DIRECTIVE:
From the listing below, pull out all lines with "沥青炼厂库存" in them.

═══ DATASET ENTRIES

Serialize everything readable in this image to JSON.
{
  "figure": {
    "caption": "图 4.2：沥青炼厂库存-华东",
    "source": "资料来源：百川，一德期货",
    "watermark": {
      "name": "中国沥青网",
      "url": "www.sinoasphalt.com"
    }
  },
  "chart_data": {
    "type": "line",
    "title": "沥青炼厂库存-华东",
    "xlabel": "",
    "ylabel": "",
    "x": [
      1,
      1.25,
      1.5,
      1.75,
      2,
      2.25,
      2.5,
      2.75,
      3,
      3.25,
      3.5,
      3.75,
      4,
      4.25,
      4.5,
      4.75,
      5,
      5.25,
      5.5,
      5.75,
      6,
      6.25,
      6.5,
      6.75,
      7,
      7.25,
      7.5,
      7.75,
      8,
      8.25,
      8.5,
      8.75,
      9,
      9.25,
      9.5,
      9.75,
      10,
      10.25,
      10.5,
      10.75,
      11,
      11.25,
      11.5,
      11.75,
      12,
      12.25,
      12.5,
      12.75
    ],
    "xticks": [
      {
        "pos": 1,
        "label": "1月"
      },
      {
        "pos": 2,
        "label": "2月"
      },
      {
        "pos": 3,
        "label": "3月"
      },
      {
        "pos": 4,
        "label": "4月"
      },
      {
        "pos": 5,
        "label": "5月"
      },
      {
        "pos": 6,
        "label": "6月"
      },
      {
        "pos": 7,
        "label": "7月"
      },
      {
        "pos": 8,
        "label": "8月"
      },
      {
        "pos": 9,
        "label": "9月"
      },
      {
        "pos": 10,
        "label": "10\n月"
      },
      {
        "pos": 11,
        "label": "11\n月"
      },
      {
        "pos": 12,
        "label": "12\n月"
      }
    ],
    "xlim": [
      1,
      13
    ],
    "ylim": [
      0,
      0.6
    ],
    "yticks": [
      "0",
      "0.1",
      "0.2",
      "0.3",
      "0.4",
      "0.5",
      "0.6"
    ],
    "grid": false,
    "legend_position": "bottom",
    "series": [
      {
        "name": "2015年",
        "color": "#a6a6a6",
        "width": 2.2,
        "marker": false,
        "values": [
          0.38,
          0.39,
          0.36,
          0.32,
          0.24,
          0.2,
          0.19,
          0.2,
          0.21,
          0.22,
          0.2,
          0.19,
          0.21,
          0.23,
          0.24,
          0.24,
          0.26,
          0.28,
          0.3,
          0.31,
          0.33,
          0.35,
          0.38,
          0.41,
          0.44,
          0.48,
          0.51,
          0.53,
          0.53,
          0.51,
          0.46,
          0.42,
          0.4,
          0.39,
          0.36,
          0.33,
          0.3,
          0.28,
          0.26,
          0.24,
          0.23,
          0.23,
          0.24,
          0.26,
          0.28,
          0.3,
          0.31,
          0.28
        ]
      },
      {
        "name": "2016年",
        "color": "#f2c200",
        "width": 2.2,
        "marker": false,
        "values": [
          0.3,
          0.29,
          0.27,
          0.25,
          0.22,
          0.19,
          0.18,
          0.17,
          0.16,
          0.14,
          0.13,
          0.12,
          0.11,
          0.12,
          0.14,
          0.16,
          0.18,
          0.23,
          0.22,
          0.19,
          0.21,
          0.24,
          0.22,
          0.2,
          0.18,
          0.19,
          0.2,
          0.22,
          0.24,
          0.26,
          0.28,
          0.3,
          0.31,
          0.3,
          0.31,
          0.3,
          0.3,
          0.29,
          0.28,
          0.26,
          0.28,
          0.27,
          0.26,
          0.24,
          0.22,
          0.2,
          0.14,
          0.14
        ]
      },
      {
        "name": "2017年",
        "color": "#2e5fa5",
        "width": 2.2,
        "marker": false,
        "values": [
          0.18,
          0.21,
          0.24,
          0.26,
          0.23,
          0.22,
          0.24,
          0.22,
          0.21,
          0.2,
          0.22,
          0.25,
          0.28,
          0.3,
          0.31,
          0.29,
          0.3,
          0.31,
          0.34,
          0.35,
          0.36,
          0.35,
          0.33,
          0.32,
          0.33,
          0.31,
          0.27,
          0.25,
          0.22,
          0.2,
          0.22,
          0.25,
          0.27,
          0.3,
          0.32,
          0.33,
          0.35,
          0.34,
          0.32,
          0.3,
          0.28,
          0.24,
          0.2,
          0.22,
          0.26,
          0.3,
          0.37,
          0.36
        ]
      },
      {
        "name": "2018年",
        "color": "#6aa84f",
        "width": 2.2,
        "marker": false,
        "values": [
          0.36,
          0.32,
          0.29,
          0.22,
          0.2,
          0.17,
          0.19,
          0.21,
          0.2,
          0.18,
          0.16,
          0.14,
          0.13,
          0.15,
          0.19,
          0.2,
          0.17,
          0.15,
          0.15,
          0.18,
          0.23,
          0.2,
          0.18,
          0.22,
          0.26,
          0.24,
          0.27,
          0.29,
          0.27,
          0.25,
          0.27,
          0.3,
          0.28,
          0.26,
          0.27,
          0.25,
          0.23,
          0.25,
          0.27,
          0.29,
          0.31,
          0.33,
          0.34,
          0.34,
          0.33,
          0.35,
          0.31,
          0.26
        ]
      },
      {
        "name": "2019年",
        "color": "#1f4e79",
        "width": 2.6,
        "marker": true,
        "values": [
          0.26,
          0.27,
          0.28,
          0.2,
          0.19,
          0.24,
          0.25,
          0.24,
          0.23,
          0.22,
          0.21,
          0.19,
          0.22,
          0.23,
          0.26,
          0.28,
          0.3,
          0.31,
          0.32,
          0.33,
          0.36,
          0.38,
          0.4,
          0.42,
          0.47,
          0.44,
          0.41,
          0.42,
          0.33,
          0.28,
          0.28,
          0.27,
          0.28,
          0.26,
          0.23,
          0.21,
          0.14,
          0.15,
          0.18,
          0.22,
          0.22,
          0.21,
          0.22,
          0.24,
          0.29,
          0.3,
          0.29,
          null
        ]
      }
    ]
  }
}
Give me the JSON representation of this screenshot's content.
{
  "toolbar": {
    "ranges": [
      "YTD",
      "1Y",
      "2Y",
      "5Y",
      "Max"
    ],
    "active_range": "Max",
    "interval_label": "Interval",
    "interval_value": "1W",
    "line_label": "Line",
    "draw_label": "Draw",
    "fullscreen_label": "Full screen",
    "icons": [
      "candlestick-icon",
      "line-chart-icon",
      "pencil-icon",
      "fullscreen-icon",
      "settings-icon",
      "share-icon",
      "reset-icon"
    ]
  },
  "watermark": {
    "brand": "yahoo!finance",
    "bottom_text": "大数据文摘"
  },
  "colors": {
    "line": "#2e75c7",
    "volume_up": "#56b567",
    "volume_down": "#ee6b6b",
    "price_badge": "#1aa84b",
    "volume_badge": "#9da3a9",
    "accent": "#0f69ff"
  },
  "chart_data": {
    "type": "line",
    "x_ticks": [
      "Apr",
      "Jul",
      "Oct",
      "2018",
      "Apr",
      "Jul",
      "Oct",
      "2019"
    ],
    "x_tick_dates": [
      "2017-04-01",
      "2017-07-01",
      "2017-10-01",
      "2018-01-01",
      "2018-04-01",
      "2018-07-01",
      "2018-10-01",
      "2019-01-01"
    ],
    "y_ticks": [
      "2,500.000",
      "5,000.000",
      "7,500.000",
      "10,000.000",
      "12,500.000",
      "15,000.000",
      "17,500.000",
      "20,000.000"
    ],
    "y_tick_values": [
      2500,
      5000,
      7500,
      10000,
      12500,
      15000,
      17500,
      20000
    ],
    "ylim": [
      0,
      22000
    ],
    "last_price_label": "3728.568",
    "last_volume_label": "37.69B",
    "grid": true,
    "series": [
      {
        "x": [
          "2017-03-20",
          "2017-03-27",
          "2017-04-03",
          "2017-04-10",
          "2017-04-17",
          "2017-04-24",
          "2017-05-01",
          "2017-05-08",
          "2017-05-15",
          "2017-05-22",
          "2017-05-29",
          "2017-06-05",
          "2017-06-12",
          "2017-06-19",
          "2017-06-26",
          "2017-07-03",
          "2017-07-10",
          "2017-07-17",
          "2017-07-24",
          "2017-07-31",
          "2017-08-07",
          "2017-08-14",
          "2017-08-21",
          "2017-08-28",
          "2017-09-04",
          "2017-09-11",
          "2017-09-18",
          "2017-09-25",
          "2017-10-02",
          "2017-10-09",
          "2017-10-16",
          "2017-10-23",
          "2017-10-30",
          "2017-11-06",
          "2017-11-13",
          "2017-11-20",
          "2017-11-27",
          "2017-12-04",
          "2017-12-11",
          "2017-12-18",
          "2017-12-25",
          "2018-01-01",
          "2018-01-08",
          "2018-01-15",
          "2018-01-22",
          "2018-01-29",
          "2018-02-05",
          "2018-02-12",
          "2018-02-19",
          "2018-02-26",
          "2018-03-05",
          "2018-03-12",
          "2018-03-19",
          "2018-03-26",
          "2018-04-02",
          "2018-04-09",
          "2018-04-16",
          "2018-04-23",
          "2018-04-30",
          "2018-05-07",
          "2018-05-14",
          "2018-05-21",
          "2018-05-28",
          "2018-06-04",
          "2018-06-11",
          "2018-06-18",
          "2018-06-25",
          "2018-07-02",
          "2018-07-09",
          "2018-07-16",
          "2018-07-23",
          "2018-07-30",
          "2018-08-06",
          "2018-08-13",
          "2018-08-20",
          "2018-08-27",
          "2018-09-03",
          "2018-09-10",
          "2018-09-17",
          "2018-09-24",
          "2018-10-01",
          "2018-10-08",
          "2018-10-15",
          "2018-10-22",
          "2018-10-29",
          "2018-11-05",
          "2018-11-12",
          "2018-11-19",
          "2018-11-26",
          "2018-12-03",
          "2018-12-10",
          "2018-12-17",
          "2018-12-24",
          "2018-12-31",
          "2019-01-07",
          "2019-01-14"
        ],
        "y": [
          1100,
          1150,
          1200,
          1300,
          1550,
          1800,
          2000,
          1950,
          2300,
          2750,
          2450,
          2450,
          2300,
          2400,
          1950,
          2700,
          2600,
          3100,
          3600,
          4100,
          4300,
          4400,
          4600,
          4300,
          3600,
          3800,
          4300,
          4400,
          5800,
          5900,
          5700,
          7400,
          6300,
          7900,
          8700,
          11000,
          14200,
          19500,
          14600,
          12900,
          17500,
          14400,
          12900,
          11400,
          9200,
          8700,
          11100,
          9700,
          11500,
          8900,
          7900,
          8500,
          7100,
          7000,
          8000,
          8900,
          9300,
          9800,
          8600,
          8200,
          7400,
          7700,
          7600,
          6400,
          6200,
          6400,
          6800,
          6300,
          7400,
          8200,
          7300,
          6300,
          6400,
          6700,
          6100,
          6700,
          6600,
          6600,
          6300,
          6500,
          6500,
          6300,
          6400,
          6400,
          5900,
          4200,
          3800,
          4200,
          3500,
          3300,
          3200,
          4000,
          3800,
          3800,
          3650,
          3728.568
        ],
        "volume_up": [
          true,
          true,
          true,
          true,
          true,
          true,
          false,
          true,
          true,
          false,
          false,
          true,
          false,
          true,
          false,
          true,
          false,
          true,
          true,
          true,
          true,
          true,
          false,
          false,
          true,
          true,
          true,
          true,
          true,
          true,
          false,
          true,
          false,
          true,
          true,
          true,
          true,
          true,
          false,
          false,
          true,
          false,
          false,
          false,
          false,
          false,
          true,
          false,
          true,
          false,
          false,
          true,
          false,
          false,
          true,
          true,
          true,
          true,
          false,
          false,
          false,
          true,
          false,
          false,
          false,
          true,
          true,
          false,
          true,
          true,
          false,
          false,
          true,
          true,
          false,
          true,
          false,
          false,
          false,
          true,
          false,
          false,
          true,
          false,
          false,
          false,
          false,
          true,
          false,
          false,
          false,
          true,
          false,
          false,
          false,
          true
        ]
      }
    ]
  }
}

══════

COMPLETED TASK:
    "caption": "图 4.2：沥青炼厂库存-华东",
    "title": "沥青炼厂库存-华东",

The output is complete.